Repeat, exactly and completely, the entries shown underneath.

> [Records provided]:
^^^^^^^^

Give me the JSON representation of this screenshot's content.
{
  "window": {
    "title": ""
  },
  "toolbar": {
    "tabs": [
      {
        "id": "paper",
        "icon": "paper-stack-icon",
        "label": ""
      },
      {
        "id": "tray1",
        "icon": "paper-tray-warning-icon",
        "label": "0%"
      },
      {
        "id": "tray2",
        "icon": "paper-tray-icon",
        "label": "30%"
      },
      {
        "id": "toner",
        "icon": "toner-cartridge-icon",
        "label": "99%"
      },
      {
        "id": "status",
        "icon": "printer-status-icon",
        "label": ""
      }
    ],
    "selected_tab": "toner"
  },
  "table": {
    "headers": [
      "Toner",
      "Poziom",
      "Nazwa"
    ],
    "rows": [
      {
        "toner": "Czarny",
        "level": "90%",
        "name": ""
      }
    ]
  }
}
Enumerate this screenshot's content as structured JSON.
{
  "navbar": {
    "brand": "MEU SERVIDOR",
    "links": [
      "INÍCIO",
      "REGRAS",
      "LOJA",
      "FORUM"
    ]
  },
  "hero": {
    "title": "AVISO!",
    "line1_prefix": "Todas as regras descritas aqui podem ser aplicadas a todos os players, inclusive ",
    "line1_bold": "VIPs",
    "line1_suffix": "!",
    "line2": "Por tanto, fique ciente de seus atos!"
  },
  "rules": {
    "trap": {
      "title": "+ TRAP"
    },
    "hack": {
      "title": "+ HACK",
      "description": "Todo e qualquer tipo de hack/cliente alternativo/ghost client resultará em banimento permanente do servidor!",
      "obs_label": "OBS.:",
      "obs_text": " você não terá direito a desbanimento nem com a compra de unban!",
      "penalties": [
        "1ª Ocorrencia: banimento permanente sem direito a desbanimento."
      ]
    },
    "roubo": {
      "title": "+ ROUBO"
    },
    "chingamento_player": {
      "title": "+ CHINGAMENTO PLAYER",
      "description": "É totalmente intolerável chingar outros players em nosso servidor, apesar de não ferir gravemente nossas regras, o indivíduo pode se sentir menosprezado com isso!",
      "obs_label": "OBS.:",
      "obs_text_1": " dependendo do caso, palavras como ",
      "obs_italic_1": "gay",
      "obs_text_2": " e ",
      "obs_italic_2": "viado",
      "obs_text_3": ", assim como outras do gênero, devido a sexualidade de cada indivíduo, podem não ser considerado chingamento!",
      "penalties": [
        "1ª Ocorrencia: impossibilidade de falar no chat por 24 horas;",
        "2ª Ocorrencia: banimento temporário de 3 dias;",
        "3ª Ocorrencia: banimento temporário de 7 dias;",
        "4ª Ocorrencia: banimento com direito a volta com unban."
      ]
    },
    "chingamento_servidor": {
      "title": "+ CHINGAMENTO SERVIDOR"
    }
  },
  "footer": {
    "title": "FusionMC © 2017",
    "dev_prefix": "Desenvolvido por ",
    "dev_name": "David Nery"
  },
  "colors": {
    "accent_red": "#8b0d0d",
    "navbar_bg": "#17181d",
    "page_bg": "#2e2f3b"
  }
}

^^^^^^^^

> [Answer for the task]:
Give me the JSON representation of this screenshot's content.
{
  "window": {
    "title": ""
  },
  "toolbar": {
    "tabs": [
      {
        "id": "paper",
        "icon": "paper-stack-icon",
        "label": ""
      },
      {
        "id": "tray1",
        "icon": "paper-tray-warning-icon",
        "label": "0%"
      },
      {
        "id": "tray2",
        "icon": "paper-tray-icon",
        "label": "30%"
      },
      {
        "id": "toner",
        "icon": "toner-cartridge-icon",
        "label": "99%"
      },
      {
        "id": "status",
        "icon": "printer-status-icon",
        "label": ""
      }
    ],
    "selected_tab": "toner"
  },
  "table": {
    "headers": [
      "Toner",
      "Poziom",
      "Nazwa"
    ],
    "rows": [
      {
        "toner": "Czarny",
        "level": "90%",
        "name": ""
      }
    ]
  }
}
Enumerate this screenshot's content as structured JSON.
{
  "navbar": {
    "brand": "MEU SERVIDOR",
    "links": [
      "INÍCIO",
      "REGRAS",
      "LOJA",
      "FORUM"
    ]
  },
  "hero": {
    "title": "AVISO!",
    "line1_prefix": "Todas as regras descritas aqui podem ser aplicadas a todos os players, inclusive ",
    "line1_bold": "VIPs",
    "line1_suffix": "!",
    "line2": "Por tanto, fique ciente de seus atos!"
  },
  "rules": {
    "trap": {
      "title": "+ TRAP"
    },
    "hack": {
      "title": "+ HACK",
      "description": "Todo e qualquer tipo de hack/cliente alternativo/ghost client resultará em banimento permanente do servidor!",
      "obs_label": "OBS.:",
      "obs_text": " você não terá direito a desbanimento nem com a compra de unban!",
      "penalties": [
        "1ª Ocorrencia: banimento permanente sem direito a desbanimento."
      ]
    },
    "roubo": {
      "title": "+ ROUBO"
    },
    "chingamento_player": {
      "title": "+ CHINGAMENTO PLAYER",
      "description": "É totalmente intolerável chingar outros players em nosso servidor, apesar de não ferir gravemente nossas regras, o indivíduo pode se sentir menosprezado com isso!",
      "obs_label": "OBS.:",
      "obs_text_1": " dependendo do caso, palavras como ",
      "obs_italic_1": "gay",
      "obs_text_2": " e ",
      "obs_italic_2": "viado",
      "obs_text_3": ", assim como outras do gênero, devido a sexualidade de cada indivíduo, podem não ser considerado chingamento!",
      "penalties": [
        "1ª Ocorrencia: impossibilidade de falar no chat por 24 horas;",
        "2ª Ocorrencia: banimento temporário de 3 dias;",
        "3ª Ocorrencia: banimento temporário de 7 dias;",
        "4ª Ocorrencia: banimento com direito a volta com unban."
      ]
    },
    "chingamento_servidor": {
      "title": "+ CHINGAMENTO SERVIDOR"
    }
  },
  "footer": {
    "title": "FusionMC © 2017",
    "dev_prefix": "Desenvolvido por ",
    "dev_name": "David Nery"
  },
  "colors": {
    "accent_red": "#8b0d0d",
    "navbar_bg": "#17181d",
    "page_bg": "#2e2f3b"
  }
}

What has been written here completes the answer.